Look through the data below. Show each line where the string "Fibras" occurs.

* Extracted material
-- start --

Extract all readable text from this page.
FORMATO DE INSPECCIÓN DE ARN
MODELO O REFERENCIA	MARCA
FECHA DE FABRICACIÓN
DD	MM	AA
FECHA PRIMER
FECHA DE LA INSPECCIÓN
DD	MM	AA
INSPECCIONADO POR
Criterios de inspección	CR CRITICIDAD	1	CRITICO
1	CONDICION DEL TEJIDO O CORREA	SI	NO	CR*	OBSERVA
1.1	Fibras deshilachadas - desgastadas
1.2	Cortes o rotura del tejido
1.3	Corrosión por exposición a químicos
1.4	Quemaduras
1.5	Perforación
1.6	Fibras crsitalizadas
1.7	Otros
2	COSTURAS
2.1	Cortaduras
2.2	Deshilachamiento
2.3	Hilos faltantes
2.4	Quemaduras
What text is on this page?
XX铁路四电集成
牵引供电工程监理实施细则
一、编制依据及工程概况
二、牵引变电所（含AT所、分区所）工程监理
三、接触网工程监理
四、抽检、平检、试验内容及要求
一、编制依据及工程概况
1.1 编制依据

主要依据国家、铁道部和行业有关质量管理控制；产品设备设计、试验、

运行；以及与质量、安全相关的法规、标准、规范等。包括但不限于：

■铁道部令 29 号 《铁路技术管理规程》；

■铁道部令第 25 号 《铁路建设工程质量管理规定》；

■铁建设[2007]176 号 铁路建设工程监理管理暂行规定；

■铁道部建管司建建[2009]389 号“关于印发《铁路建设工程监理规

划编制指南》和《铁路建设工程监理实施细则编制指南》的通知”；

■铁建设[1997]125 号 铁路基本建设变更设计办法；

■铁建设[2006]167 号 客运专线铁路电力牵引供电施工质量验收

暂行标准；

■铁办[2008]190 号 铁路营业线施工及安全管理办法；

-- end --

* Task answer
1.1	Fibras deshilachadas - desgastadas
1.6	Fibras crsitalizadas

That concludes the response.